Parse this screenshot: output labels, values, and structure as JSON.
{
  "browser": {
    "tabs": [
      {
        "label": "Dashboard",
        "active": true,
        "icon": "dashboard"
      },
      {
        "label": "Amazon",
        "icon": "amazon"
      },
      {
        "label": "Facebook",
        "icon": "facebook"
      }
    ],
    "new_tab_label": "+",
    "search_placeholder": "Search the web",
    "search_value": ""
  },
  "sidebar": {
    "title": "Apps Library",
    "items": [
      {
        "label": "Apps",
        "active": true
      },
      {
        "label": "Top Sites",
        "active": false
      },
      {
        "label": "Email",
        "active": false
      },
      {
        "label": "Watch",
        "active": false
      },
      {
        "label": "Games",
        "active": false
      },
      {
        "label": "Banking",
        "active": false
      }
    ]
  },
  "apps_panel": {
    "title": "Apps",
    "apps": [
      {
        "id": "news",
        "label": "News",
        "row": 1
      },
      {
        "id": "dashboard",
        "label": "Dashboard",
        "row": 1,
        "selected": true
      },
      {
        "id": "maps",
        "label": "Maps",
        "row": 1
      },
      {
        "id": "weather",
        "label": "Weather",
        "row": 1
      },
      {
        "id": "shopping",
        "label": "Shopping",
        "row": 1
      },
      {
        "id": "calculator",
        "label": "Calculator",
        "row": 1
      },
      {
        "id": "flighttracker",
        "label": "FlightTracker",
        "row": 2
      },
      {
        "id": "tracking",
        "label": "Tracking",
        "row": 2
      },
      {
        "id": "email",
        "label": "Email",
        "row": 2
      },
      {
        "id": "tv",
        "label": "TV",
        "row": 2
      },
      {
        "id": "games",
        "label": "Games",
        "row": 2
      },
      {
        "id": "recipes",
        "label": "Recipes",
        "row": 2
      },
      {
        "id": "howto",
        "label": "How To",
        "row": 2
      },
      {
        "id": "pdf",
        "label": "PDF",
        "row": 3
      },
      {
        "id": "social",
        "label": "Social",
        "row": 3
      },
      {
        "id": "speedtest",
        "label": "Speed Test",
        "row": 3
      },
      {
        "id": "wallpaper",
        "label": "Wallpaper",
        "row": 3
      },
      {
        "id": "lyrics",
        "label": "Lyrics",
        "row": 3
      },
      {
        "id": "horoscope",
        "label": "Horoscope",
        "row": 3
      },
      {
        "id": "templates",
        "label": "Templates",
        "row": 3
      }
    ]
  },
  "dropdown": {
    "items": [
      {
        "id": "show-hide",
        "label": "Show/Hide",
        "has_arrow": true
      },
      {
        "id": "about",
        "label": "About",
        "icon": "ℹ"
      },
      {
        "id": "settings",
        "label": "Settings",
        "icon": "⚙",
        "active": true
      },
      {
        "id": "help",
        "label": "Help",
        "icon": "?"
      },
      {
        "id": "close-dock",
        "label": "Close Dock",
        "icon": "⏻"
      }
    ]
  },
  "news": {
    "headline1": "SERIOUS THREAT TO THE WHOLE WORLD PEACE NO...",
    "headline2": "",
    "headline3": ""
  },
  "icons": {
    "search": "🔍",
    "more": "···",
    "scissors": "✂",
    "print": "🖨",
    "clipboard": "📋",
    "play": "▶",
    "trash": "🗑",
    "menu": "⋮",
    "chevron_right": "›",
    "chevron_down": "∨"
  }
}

- **What you should do**
Return every record, word for word.

- **Full solution**
Parse this screenshot: output labels, values, and structure as JSON.
{
  "browser": {
    "tabs": [
      {
        "label": "Dashboard",
        "active": true,
        "icon": "dashboard"
      },
      {
        "label": "Amazon",
        "icon": "amazon"
      },
      {
        "label": "Facebook",
        "icon": "facebook"
      }
    ],
    "new_tab_label": "+",
    "search_placeholder": "Search the web",
    "search_value": ""
  },
  "sidebar": {
    "title": "Apps Library",
    "items": [
      {
        "label": "Apps",
        "active": true
      },
      {
        "label": "Top Sites",
        "active": false
      },
      {
        "label": "Email",
        "active": false
      },
      {
        "label": "Watch",
        "active": false
      },
      {
        "label": "Games",
        "active": false
      },
      {
        "label": "Banking",
        "active": false
      }
    ]
  },
  "apps_panel": {
    "title": "Apps",
    "apps": [
      {
        "id": "news",
        "label": "News",
        "row": 1
      },
      {
        "id": "dashboard",
        "label": "Dashboard",
        "row": 1,
        "selected": true
      },
      {
        "id": "maps",
        "label": "Maps",
        "row": 1
      },
      {
        "id": "weather",
        "label": "Weather",
        "row": 1
      },
      {
        "id": "shopping",
        "label": "Shopping",
        "row": 1
      },
      {
        "id": "calculator",
        "label": "Calculator",
        "row": 1
      },
      {
        "id": "flighttracker",
        "label": "FlightTracker",
        "row": 2
      },
      {
        "id": "tracking",
        "label": "Tracking",
        "row": 2
      },
      {
        "id": "email",
        "label": "Email",
        "row": 2
      },
      {
        "id": "tv",
        "label": "TV",
        "row": 2
      },
      {
        "id": "games",
        "label": "Games",
        "row": 2
      },
      {
        "id": "recipes",
        "label": "Recipes",
        "row": 2
      },
      {
        "id": "howto",
        "label": "How To",
        "row": 2
      },
      {
        "id": "pdf",
        "label": "PDF",
        "row": 3
      },
      {
        "id": "social",
        "label": "Social",
        "row": 3
      },
      {
        "id": "speedtest",
        "label": "Speed Test",
        "row": 3
      },
      {
        "id": "wallpaper",
        "label": "Wallpaper",
        "row": 3
      },
      {
        "id": "lyrics",
        "label": "Lyrics",
        "row": 3
      },
      {
        "id": "horoscope",
        "label": "Horoscope",
        "row": 3
      },
      {
        "id": "templates",
        "label": "Templates",
        "row": 3
      }
    ]
  },
  "dropdown": {
    "items": [
      {
        "id": "show-hide",
        "label": "Show/Hide",
        "has_arrow": true
      },
      {
        "id": "about",
        "label": "About",
        "icon": "ℹ"
      },
      {
        "id": "settings",
        "label": "Settings",
        "icon": "⚙",
        "active": true
      },
      {
        "id": "help",
        "label": "Help",
        "icon": "?"
      },
      {
        "id": "close-dock",
        "label": "Close Dock",
        "icon": "⏻"
      }
    ]
  },
  "news": {
    "headline1": "SERIOUS THREAT TO THE WHOLE WORLD PEACE NO...",
    "headline2": "",
    "headline3": ""
  },
  "icons": {
    "search": "🔍",
    "more": "···",
    "scissors": "✂",
    "print": "🖨",
    "clipboard": "📋",
    "play": "▶",
    "trash": "🗑",
    "menu": "⋮",
    "chevron_right": "›",
    "chevron_down": "∨"
  }
}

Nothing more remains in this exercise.